What to work on |
Retyping the entries exactly is all that is required.

---------- Records shown

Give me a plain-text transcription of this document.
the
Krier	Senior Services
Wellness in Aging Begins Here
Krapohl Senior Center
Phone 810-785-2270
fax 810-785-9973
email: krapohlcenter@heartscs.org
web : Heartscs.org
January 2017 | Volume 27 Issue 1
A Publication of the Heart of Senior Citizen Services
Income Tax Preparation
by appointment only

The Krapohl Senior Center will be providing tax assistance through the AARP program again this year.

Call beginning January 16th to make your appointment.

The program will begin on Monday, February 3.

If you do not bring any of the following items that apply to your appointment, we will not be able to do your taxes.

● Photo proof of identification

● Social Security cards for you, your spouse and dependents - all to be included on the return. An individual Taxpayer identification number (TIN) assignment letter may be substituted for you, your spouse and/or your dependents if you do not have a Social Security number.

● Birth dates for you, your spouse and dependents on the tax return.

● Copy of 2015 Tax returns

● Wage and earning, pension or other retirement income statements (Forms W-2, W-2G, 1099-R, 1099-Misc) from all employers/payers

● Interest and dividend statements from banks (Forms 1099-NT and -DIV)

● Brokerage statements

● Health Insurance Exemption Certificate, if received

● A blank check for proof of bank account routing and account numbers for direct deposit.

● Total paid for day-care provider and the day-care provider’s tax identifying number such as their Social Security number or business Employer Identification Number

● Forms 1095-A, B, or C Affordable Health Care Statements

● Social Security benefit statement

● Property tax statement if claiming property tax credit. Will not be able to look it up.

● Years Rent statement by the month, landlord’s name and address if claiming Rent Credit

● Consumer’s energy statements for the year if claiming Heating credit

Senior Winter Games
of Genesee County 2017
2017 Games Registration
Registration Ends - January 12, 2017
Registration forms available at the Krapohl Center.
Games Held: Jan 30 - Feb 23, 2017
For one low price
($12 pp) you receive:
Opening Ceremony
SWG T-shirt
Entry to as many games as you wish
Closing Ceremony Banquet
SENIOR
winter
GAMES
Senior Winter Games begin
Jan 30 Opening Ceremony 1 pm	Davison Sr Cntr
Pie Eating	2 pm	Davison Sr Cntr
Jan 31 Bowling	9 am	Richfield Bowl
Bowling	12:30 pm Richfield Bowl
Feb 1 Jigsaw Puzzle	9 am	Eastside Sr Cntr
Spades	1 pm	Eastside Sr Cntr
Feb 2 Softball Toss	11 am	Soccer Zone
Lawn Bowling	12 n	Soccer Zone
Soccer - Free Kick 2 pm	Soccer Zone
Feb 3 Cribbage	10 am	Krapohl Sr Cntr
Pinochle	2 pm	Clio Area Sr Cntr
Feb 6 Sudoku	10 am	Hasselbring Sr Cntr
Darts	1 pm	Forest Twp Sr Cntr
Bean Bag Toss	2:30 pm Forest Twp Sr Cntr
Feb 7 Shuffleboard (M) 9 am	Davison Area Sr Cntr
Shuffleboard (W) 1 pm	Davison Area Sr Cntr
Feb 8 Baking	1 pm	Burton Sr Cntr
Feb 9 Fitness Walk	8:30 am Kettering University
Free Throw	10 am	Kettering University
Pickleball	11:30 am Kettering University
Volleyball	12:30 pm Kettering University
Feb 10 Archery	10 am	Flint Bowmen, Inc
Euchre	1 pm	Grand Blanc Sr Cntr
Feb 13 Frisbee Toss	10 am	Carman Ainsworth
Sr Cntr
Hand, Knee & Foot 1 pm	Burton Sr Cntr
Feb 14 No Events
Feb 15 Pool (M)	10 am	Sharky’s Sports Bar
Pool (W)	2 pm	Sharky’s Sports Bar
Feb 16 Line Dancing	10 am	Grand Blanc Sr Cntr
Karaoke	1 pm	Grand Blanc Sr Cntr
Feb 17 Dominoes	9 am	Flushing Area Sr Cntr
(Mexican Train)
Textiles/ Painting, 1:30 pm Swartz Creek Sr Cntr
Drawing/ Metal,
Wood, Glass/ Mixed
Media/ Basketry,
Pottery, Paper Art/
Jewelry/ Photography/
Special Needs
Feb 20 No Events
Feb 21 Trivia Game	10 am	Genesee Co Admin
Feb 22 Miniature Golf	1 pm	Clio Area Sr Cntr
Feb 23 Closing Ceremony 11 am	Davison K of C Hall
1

--------------------

Completed task |
Give me a plain-text transcription of this document.
the
Krier	Senior Services
Wellness in Aging Begins Here
Krapohl Senior Center
Phone 810-785-2270
fax 810-785-9973
email: krapohlcenter@heartscs.org
web : Heartscs.org
January 2017 | Volume 27 Issue 1
A Publication of the Heart of Senior Citizen Services
Income Tax Preparation
by appointment only

The Krapohl Senior Center will be providing tax assistance through the AARP program again this year.

Call beginning January 16th to make your appointment.

The program will begin on Monday, February 3.

If you do not bring any of the following items that apply to your appointment, we will not be able to do your taxes.

● Photo proof of identification

● Social Security cards for you, your spouse and dependents - all to be included on the return. An individual Taxpayer identification number (TIN) assignment letter may be substituted for you, your spouse and/or your dependents if you do not have a Social Security number.

● Birth dates for you, your spouse and dependents on the tax return.

● Copy of 2015 Tax returns

● Wage and earning, pension or other retirement income statements (Forms W-2, W-2G, 1099-R, 1099-Misc) from all employers/payers

● Interest and dividend statements from banks (Forms 1099-NT and -DIV)

● Brokerage statements

● Health Insurance Exemption Certificate, if received

● A blank check for proof of bank account routing and account numbers for direct deposit.

● Total paid for day-care provider and the day-care provider’s tax identifying number such as their Social Security number or business Employer Identification Number

● Forms 1095-A, B, or C Affordable Health Care Statements

● Social Security benefit statement

● Property tax statement if claiming property tax credit. Will not be able to look it up.

● Years Rent statement by the month, landlord’s name and address if claiming Rent Credit

● Consumer’s energy statements for the year if claiming Heating credit

Senior Winter Games
of Genesee County 2017
2017 Games Registration
Registration Ends - January 12, 2017
Registration forms available at the Krapohl Center.
Games Held: Jan 30 - Feb 23, 2017
For one low price
($12 pp) you receive:
Opening Ceremony
SWG T-shirt
Entry to as many games as you wish
Closing Ceremony Banquet
SENIOR
winter
GAMES
Senior Winter Games begin
Jan 30 Opening Ceremony 1 pm	Davison Sr Cntr
Pie Eating	2 pm	Davison Sr Cntr
Jan 31 Bowling	9 am	Richfield Bowl
Bowling	12:30 pm Richfield Bowl
Feb 1 Jigsaw Puzzle	9 am	Eastside Sr Cntr
Spades	1 pm	Eastside Sr Cntr
Feb 2 Softball Toss	11 am	Soccer Zone
Lawn Bowling	12 n	Soccer Zone
Soccer - Free Kick 2 pm	Soccer Zone
Feb 3 Cribbage	10 am	Krapohl Sr Cntr
Pinochle	2 pm	Clio Area Sr Cntr
Feb 6 Sudoku	10 am	Hasselbring Sr Cntr
Darts	1 pm	Forest Twp Sr Cntr
Bean Bag Toss	2:30 pm Forest Twp Sr Cntr
Feb 7 Shuffleboard (M) 9 am	Davison Area Sr Cntr
Shuffleboard (W) 1 pm	Davison Area Sr Cntr
Feb 8 Baking	1 pm	Burton Sr Cntr
Feb 9 Fitness Walk	8:30 am Kettering University
Free Throw	10 am	Kettering University
Pickleball	11:30 am Kettering University
Volleyball	12:30 pm Kettering University
Feb 10 Archery	10 am	Flint Bowmen, Inc
Euchre	1 pm	Grand Blanc Sr Cntr
Feb 13 Frisbee Toss	10 am	Carman Ainsworth
Sr Cntr
Hand, Knee & Foot 1 pm	Burton Sr Cntr
Feb 14 No Events
Feb 15 Pool (M)	10 am	Sharky’s Sports Bar
Pool (W)	2 pm	Sharky’s Sports Bar
Feb 16 Line Dancing	10 am	Grand Blanc Sr Cntr
Karaoke	1 pm	Grand Blanc Sr Cntr
Feb 17 Dominoes	9 am	Flushing Area Sr Cntr
(Mexican Train)
Textiles/ Painting, 1:30 pm Swartz Creek Sr Cntr
Drawing/ Metal,
Wood, Glass/ Mixed
Media/ Basketry,
Pottery, Paper Art/
Jewelry/ Photography/
Special Needs
Feb 20 No Events
Feb 21 Trivia Game	10 am	Genesee Co Admin
Feb 22 Miniature Golf	1 pm	Clio Area Sr Cntr
Feb 23 Closing Ceremony 11 am	Davison K of C Hall
1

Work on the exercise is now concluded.